━━ Material shown ━━

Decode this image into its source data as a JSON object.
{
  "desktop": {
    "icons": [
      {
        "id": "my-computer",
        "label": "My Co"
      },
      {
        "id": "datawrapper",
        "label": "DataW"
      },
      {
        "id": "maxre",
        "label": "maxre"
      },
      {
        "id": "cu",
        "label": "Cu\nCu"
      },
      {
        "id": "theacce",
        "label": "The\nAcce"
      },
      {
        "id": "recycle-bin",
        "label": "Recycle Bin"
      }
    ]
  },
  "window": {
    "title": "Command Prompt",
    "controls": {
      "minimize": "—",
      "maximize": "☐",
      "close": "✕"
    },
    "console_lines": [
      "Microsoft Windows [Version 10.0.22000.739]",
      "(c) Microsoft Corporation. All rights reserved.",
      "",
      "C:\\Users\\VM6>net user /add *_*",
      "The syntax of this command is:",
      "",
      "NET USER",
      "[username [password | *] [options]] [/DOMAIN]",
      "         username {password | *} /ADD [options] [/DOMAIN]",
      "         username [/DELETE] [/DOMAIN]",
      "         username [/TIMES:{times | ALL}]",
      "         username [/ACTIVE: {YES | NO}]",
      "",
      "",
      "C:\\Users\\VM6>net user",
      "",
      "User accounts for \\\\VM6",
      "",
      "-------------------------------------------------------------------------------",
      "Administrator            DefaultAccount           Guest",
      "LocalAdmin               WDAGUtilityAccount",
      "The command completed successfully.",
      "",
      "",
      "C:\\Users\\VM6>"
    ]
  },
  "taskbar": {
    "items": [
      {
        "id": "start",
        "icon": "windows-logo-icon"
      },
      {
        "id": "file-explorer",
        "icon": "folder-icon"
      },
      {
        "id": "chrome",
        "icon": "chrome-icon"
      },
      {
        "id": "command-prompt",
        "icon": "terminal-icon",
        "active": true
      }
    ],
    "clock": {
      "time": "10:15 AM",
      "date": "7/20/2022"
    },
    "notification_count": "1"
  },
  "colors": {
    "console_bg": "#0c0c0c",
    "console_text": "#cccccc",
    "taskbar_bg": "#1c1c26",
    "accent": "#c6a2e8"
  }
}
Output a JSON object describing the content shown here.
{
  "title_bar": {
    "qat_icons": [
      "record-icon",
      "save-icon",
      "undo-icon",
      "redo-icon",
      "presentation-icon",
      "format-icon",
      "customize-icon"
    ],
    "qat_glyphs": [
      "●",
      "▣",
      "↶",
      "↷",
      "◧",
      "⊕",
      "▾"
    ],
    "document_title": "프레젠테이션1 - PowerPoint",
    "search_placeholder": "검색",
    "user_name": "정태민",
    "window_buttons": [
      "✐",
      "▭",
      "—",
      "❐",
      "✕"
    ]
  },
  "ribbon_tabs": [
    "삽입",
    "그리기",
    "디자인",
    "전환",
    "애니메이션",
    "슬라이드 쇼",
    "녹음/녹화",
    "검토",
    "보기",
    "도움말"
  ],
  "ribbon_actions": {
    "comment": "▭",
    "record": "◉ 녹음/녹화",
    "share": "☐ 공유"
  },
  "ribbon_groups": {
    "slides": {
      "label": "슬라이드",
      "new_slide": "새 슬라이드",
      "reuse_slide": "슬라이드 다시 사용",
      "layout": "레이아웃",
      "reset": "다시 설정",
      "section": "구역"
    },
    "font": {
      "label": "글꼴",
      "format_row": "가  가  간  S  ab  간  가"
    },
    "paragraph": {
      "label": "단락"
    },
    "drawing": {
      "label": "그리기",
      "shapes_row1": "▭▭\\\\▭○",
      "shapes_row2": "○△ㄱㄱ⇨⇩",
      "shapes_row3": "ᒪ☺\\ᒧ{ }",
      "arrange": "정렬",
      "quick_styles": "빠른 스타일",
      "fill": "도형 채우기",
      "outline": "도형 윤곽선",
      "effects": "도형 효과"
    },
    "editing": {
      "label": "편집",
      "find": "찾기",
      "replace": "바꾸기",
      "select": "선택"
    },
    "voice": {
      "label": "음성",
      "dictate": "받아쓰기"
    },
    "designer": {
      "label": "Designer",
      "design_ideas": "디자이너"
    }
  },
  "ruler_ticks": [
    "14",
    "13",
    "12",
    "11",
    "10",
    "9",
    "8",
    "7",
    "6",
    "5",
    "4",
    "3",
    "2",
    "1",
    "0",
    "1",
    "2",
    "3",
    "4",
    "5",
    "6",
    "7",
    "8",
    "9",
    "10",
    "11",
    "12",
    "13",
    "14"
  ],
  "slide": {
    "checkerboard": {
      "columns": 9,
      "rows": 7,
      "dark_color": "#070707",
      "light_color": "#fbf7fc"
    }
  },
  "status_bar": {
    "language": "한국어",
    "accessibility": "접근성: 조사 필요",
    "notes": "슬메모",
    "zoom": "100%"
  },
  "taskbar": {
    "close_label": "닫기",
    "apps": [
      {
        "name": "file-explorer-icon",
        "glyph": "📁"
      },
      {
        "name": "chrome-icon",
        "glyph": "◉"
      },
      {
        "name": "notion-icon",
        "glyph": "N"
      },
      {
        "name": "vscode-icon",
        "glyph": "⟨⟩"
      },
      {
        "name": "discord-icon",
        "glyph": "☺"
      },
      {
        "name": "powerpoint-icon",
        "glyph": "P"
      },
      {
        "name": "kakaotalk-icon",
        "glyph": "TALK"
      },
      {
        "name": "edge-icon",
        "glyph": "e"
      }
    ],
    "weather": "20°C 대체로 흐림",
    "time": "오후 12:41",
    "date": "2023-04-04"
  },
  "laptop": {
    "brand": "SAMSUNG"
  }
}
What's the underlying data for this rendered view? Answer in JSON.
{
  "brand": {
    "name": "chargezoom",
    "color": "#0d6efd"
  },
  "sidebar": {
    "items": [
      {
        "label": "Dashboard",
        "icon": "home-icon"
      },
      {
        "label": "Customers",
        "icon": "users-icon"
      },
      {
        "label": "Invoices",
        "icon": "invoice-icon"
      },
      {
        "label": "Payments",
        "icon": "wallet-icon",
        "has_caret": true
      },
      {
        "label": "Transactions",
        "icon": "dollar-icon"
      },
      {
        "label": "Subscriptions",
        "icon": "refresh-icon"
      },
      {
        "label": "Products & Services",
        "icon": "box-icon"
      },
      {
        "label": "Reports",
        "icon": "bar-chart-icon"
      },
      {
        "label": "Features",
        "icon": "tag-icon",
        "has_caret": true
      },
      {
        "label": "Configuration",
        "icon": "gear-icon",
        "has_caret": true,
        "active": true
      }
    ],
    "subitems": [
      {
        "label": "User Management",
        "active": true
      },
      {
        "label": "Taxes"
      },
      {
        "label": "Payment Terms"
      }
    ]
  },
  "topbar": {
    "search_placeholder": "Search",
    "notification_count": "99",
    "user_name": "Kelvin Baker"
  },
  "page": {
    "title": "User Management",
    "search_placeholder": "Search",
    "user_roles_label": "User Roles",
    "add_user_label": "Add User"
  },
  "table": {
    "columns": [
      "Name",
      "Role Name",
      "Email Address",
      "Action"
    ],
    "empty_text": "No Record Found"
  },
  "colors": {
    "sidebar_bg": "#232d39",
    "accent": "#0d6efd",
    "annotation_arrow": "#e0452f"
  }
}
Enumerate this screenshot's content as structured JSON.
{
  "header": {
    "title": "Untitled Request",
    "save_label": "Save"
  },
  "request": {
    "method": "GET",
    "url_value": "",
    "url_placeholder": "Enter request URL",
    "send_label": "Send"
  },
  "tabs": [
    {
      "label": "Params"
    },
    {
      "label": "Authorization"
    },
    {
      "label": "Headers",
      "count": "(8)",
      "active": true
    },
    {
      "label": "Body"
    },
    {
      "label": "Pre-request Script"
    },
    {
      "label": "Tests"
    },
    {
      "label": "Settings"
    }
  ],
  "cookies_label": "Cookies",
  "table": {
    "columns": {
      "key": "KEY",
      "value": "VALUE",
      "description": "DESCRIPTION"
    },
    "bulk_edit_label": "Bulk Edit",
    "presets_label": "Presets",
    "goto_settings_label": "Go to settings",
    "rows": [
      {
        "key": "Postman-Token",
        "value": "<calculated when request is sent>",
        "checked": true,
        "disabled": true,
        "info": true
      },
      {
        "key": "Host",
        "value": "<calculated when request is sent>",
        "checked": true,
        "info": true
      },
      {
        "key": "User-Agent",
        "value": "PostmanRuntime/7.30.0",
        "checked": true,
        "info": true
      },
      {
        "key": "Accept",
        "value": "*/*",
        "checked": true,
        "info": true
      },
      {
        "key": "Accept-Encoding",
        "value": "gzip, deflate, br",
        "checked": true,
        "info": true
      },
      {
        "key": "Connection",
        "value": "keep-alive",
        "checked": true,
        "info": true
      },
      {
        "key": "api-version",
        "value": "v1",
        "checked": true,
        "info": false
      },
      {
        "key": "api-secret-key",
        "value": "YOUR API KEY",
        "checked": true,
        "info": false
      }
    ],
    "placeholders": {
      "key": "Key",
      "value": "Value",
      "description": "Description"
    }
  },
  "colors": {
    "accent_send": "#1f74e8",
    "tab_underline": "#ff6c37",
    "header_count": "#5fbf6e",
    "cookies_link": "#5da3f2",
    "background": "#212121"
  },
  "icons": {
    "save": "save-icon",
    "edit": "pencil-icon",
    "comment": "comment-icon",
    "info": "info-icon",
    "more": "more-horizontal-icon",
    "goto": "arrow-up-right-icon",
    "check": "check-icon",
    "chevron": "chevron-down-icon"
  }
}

━━━

- _Stated problem_
Return every line above that contains the word "options".

- _Output_
      "[username [password | *] [options]] [/DOMAIN]",
      "         username {password | *} /ADD [options] [/DOMAIN]",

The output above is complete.